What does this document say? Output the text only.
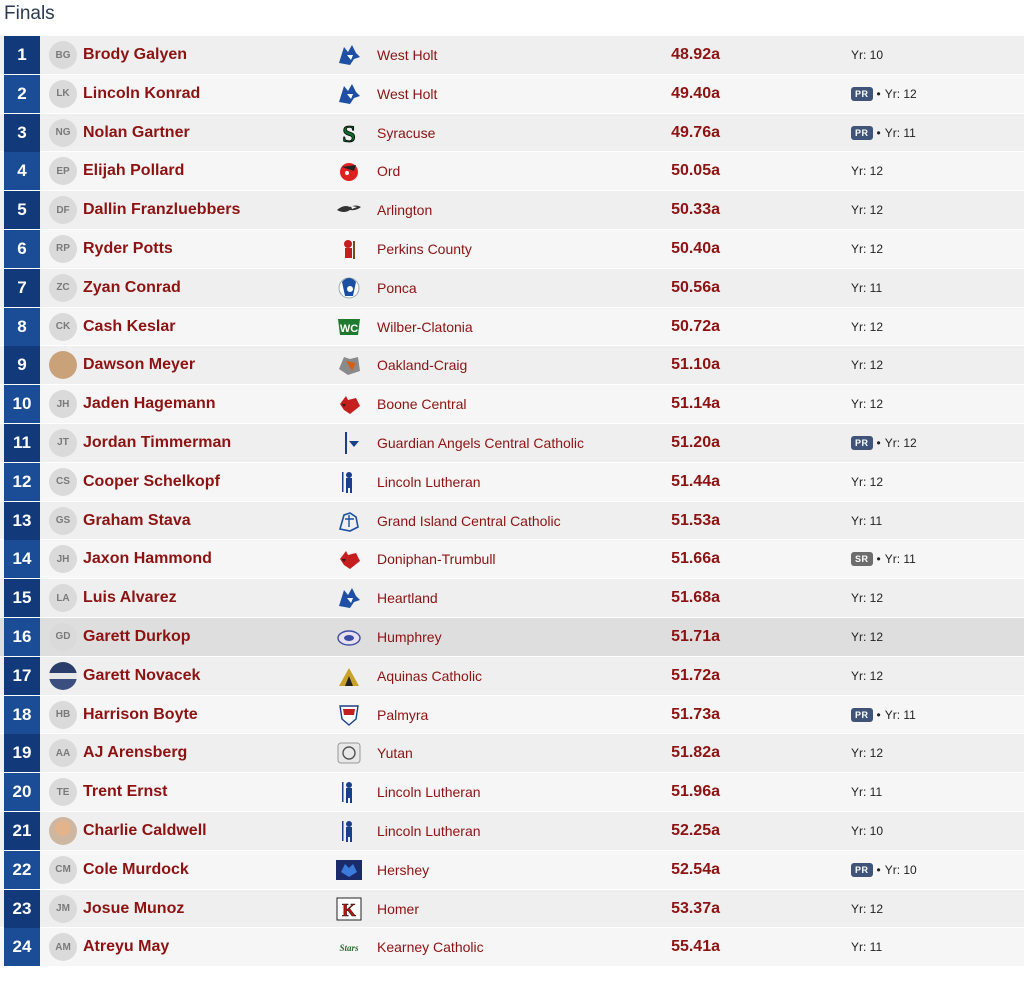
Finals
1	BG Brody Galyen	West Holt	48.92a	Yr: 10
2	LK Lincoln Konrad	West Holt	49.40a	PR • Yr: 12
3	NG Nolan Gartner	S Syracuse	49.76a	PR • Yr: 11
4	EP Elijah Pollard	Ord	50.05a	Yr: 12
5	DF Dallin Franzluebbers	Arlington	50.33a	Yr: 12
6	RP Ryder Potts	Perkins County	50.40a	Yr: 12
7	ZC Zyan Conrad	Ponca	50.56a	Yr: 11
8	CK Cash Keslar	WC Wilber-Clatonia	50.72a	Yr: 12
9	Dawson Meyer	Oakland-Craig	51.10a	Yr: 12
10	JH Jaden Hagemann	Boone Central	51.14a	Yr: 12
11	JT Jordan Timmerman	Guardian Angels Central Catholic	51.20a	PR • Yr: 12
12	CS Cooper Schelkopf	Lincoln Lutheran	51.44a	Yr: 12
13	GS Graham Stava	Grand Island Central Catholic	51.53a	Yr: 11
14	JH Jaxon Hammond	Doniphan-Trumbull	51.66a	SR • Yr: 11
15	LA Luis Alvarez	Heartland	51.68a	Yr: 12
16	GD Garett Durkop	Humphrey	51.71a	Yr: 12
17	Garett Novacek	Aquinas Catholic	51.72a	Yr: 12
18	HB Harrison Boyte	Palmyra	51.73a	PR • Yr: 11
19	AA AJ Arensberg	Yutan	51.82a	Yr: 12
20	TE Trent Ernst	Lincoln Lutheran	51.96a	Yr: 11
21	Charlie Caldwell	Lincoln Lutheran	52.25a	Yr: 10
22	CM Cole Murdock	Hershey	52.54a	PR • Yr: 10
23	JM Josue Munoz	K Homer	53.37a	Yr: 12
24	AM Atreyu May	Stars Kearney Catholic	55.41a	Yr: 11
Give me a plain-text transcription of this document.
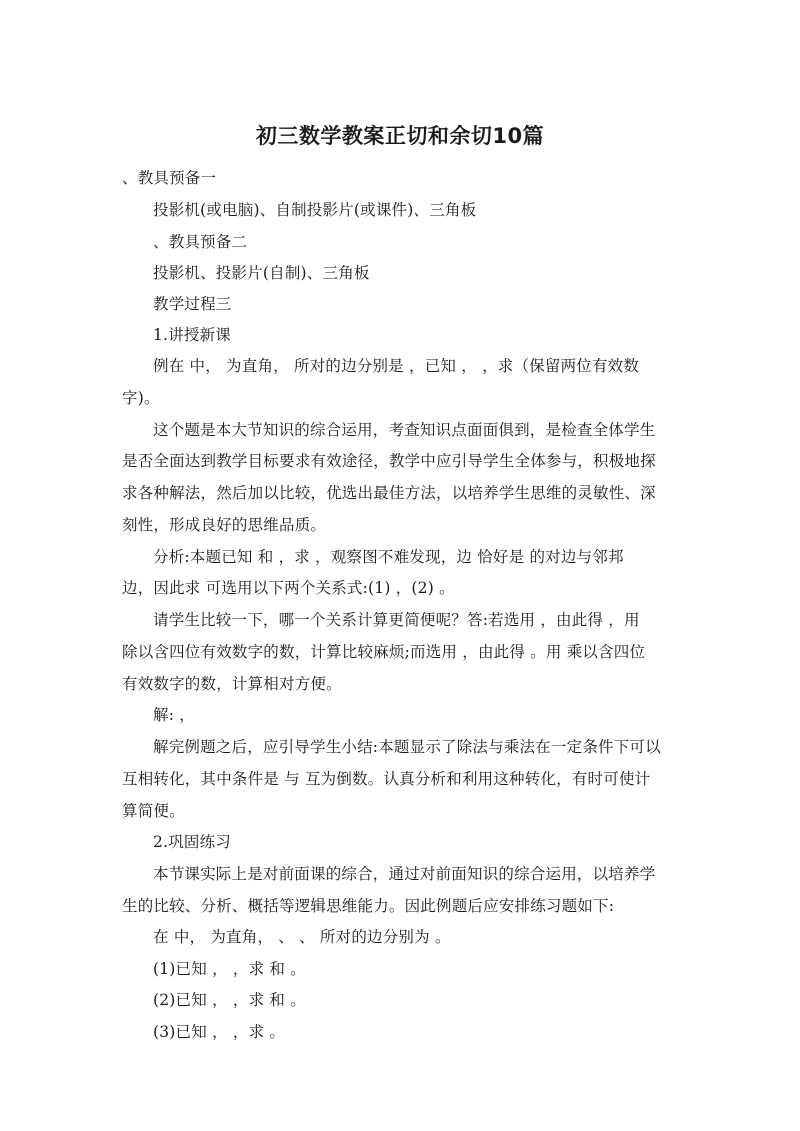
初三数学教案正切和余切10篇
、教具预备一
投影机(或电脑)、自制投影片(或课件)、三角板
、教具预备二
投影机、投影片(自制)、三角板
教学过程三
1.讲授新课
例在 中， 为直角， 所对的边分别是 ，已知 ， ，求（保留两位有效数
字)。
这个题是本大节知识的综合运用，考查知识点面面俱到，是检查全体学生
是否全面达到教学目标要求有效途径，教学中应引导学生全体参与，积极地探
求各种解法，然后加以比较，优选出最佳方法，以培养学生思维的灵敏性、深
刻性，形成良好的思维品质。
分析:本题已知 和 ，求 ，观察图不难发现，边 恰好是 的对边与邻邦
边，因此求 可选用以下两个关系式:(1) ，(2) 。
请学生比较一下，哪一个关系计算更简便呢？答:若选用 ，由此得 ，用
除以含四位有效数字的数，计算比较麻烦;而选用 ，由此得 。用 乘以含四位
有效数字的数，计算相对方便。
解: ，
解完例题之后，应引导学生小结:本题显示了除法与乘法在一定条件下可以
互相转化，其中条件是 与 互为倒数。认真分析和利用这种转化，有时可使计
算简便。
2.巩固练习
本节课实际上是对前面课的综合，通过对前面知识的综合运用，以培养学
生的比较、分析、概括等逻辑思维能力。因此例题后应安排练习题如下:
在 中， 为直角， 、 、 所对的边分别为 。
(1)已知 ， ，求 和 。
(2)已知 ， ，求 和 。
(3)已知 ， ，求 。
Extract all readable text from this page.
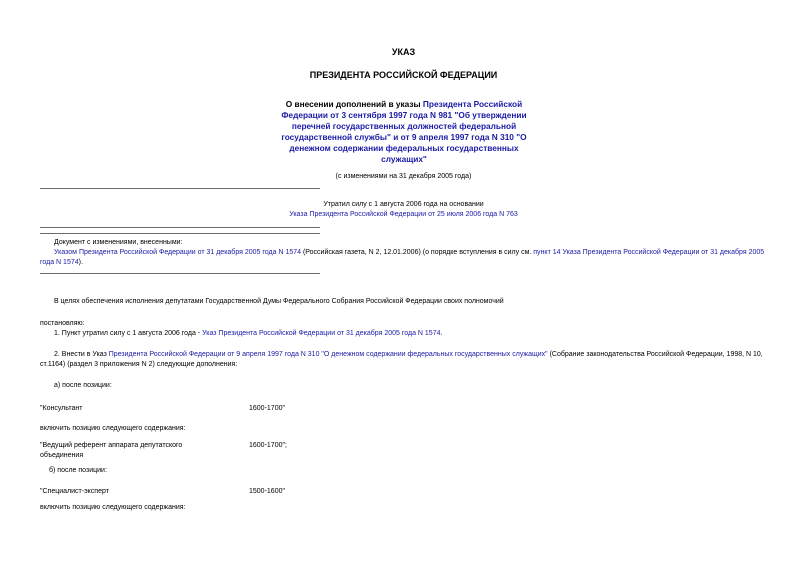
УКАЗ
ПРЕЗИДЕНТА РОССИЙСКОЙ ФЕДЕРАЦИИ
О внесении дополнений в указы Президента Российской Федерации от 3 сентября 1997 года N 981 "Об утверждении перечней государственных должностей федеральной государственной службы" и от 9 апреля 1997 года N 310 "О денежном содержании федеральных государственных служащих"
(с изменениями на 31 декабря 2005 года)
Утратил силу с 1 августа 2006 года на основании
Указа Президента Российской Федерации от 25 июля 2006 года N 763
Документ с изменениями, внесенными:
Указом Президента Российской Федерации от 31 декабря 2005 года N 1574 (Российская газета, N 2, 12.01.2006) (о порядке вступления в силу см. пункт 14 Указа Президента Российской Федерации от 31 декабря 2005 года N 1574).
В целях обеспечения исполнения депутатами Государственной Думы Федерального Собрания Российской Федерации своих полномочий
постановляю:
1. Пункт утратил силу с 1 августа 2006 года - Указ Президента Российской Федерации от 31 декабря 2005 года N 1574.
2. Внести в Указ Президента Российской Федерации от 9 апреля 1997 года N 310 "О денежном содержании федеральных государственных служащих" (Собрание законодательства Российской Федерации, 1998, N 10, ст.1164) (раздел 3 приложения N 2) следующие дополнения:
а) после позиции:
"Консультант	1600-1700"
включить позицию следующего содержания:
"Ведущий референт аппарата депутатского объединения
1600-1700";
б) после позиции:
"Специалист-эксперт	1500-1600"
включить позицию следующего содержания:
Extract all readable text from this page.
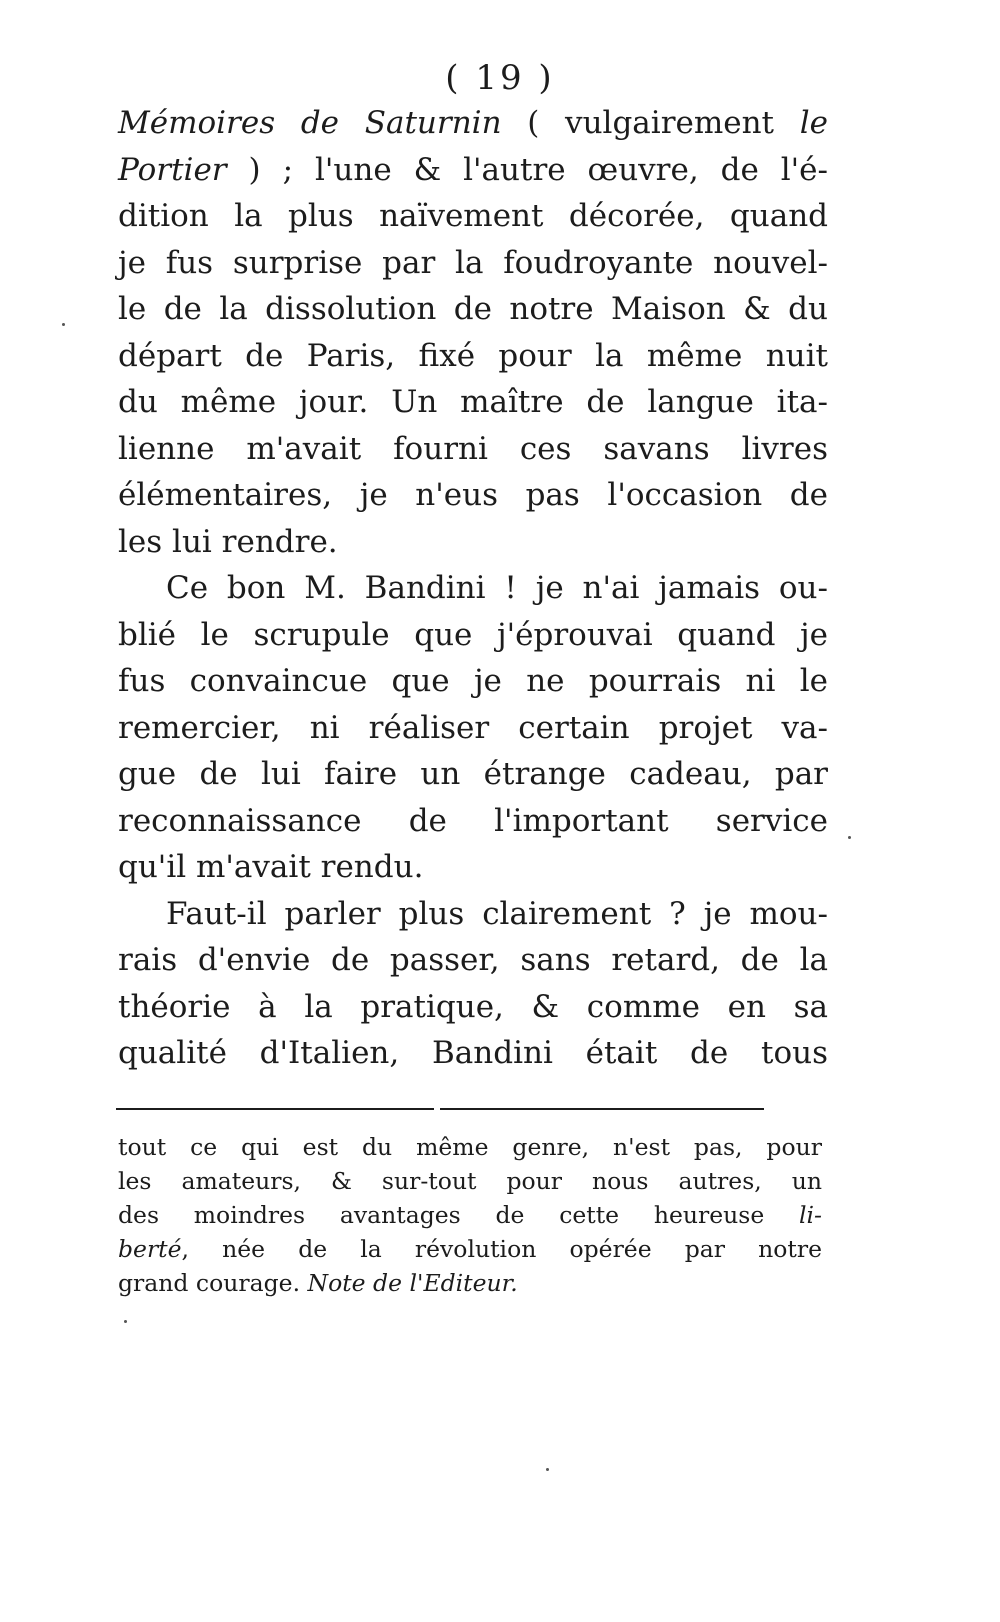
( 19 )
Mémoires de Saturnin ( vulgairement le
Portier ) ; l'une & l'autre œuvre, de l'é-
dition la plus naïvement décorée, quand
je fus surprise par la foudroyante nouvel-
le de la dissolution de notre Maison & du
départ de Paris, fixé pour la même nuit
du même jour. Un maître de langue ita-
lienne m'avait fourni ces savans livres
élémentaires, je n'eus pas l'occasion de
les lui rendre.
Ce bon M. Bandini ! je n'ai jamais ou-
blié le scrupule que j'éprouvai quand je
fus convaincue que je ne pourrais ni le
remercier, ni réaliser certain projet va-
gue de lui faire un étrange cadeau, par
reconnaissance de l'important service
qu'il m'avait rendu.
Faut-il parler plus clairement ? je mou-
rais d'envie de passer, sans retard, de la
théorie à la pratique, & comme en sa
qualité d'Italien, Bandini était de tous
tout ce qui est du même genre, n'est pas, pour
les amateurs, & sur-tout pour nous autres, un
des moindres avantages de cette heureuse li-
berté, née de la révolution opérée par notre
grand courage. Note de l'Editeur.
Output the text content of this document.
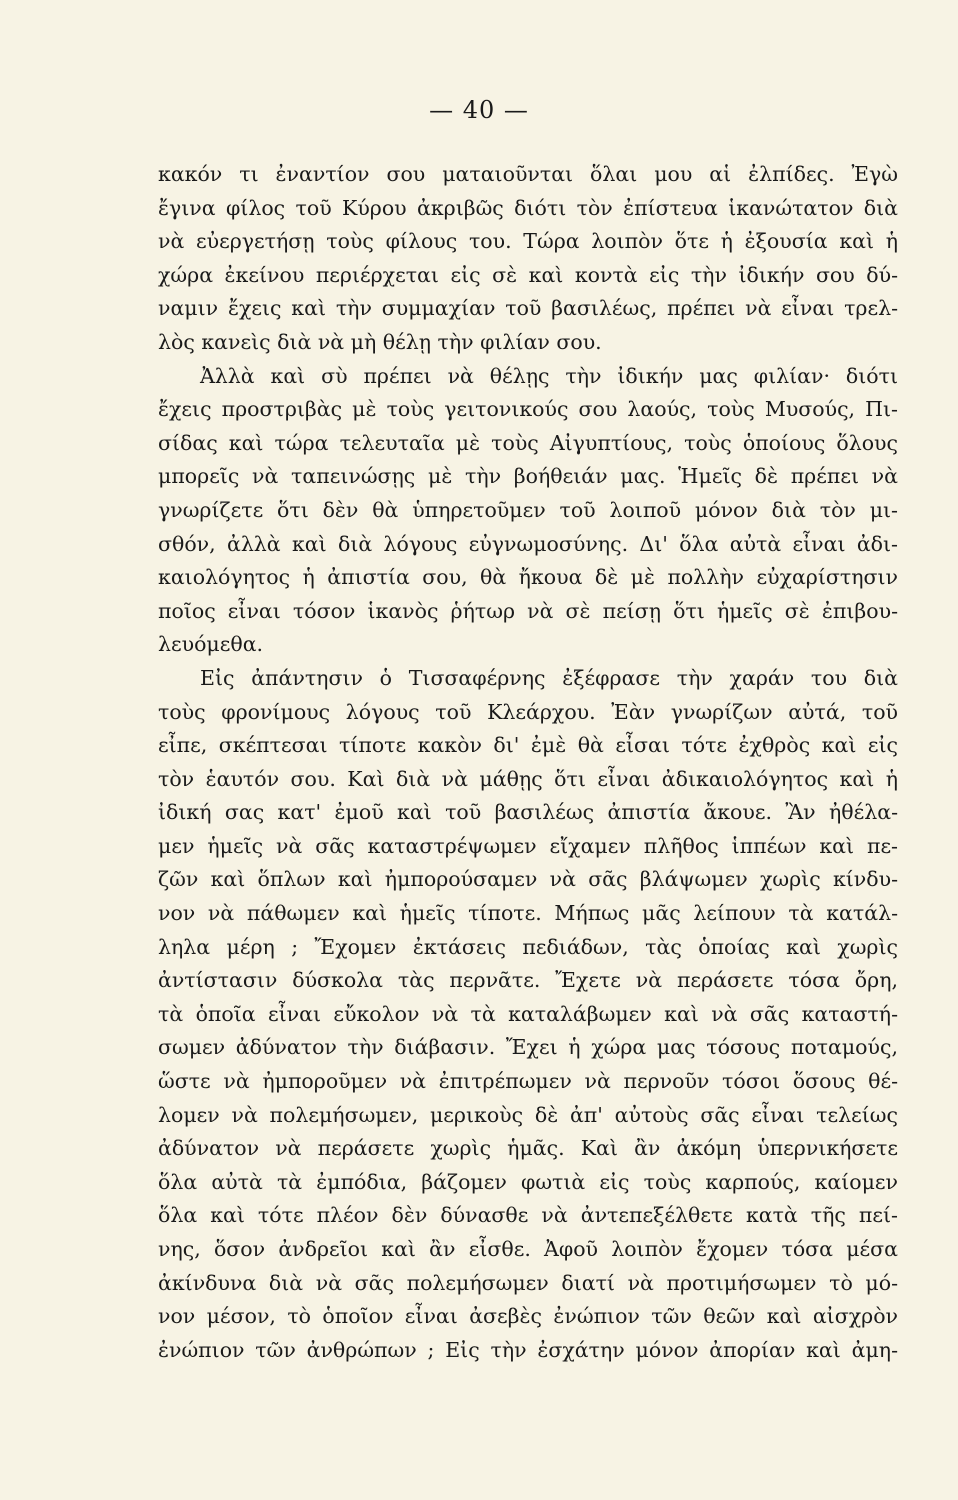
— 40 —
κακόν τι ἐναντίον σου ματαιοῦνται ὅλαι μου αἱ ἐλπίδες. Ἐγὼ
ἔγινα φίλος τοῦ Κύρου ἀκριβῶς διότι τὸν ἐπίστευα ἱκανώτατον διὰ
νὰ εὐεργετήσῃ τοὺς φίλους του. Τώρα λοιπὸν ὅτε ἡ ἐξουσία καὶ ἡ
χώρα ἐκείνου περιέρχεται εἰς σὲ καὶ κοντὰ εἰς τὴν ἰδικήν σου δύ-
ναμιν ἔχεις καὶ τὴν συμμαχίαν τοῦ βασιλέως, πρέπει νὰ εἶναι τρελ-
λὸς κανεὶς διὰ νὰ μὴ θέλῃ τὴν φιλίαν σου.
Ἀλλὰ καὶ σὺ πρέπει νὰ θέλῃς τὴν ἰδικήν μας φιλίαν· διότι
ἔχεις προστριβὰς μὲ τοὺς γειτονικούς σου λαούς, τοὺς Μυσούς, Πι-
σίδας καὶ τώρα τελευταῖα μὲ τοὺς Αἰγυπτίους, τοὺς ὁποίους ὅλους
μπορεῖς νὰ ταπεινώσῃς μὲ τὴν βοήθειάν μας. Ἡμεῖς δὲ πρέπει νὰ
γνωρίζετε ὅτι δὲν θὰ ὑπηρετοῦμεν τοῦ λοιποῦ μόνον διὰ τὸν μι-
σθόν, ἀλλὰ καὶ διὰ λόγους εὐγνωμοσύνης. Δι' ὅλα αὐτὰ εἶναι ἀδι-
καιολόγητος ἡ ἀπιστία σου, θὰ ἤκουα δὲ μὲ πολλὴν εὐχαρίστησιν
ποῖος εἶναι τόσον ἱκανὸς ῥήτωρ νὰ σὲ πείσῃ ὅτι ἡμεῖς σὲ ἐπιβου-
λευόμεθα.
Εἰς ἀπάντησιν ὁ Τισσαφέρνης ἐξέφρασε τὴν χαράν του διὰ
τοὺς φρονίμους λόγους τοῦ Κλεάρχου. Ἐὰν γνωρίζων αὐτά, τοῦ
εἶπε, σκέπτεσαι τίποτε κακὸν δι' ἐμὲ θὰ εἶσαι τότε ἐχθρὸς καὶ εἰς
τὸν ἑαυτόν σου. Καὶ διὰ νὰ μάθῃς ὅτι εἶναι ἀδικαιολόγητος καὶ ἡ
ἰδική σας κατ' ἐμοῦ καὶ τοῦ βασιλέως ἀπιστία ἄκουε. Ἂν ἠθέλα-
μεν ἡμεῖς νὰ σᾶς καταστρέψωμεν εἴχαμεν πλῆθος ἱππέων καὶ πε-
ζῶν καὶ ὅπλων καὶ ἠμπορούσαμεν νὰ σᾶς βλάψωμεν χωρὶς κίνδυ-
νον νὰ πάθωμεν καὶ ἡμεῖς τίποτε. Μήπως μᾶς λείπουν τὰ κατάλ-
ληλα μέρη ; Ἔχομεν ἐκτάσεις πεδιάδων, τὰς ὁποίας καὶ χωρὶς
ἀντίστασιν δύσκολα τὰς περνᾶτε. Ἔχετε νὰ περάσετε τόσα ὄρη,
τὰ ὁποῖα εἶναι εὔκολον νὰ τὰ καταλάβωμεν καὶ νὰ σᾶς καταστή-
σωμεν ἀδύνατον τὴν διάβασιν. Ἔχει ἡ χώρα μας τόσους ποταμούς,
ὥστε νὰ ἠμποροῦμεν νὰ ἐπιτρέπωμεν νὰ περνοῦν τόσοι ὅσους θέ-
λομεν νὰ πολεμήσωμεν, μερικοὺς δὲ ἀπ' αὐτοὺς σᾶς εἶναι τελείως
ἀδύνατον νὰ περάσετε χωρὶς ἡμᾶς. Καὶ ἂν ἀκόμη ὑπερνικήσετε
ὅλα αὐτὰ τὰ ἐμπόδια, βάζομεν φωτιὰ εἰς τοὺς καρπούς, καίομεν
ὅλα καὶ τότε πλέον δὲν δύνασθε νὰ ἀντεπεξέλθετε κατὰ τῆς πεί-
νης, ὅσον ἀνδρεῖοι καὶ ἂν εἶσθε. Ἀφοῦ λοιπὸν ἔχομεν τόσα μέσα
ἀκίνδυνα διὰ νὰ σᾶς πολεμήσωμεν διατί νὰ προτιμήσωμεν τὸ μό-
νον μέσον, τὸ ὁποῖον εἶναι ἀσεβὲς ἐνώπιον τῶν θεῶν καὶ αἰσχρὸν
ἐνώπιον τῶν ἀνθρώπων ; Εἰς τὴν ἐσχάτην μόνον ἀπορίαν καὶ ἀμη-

## Short task
List each line of the records that holds the string "Catholic".

## Output for this task
11	JT Jordan Timmerman	Guardian Angels Central Catholic	51.20a	PR • Yr: 12
13	GS Graham Stava	Grand Island Central Catholic	51.53a	Yr: 11
17	Garett Novacek	Aquinas Catholic	51.72a	Yr: 12
24	AM Atreyu May	Stars Kearney Catholic	55.41a	Yr: 11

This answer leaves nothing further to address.